***** PROVIDED INFORMATION *****

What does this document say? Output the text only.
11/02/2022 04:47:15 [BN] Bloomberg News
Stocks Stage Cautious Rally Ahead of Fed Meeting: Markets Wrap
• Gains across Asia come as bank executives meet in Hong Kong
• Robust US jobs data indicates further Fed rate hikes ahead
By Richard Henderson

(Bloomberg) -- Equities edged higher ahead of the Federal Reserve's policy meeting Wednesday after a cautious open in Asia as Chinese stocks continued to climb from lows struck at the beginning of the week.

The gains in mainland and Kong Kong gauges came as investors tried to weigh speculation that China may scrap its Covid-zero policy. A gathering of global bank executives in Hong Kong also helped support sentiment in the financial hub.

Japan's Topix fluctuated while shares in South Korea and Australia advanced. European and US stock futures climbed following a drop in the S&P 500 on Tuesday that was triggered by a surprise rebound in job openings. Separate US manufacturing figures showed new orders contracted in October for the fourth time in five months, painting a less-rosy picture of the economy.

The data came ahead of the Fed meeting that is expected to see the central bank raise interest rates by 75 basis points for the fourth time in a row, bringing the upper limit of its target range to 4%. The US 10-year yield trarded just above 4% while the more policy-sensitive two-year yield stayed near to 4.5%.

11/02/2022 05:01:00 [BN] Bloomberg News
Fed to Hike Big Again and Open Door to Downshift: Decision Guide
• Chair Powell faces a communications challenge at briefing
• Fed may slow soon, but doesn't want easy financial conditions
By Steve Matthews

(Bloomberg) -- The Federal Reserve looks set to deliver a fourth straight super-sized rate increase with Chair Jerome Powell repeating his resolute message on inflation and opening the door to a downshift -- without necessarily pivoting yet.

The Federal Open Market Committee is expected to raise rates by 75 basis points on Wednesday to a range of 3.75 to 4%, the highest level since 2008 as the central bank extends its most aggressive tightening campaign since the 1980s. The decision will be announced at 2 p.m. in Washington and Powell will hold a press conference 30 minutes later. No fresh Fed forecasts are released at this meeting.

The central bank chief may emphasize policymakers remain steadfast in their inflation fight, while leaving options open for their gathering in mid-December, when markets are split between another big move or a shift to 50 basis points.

*****

• _TASK TO COMPLETE_:
Write out every entry word for word.

• _TASK ANSWER_:
What does this document say? Output the text only.
11/02/2022 04:47:15 [BN] Bloomberg News
Stocks Stage Cautious Rally Ahead of Fed Meeting: Markets Wrap
• Gains across Asia come as bank executives meet in Hong Kong
• Robust US jobs data indicates further Fed rate hikes ahead
By Richard Henderson

(Bloomberg) -- Equities edged higher ahead of the Federal Reserve's policy meeting Wednesday after a cautious open in Asia as Chinese stocks continued to climb from lows struck at the beginning of the week.

The gains in mainland and Kong Kong gauges came as investors tried to weigh speculation that China may scrap its Covid-zero policy. A gathering of global bank executives in Hong Kong also helped support sentiment in the financial hub.

Japan's Topix fluctuated while shares in South Korea and Australia advanced. European and US stock futures climbed following a drop in the S&P 500 on Tuesday that was triggered by a surprise rebound in job openings. Separate US manufacturing figures showed new orders contracted in October for the fourth time in five months, painting a less-rosy picture of the economy.

The data came ahead of the Fed meeting that is expected to see the central bank raise interest rates by 75 basis points for the fourth time in a row, bringing the upper limit of its target range to 4%. The US 10-year yield trarded just above 4% while the more policy-sensitive two-year yield stayed near to 4.5%.

11/02/2022 05:01:00 [BN] Bloomberg News
Fed to Hike Big Again and Open Door to Downshift: Decision Guide
• Chair Powell faces a communications challenge at briefing
• Fed may slow soon, but doesn't want easy financial conditions
By Steve Matthews

(Bloomberg) -- The Federal Reserve looks set to deliver a fourth straight super-sized rate increase with Chair Jerome Powell repeating his resolute message on inflation and opening the door to a downshift -- without necessarily pivoting yet.

The Federal Open Market Committee is expected to raise rates by 75 basis points on Wednesday to a range of 3.75 to 4%, the highest level since 2008 as the central bank extends its most aggressive tightening campaign since the 1980s. The decision will be announced at 2 p.m. in Washington and Powell will hold a press conference 30 minutes later. No fresh Fed forecasts are released at this meeting.

The central bank chief may emphasize policymakers remain steadfast in their inflation fight, while leaving options open for their gathering in mid-December, when markets are split between another big move or a shift to 50 basis points.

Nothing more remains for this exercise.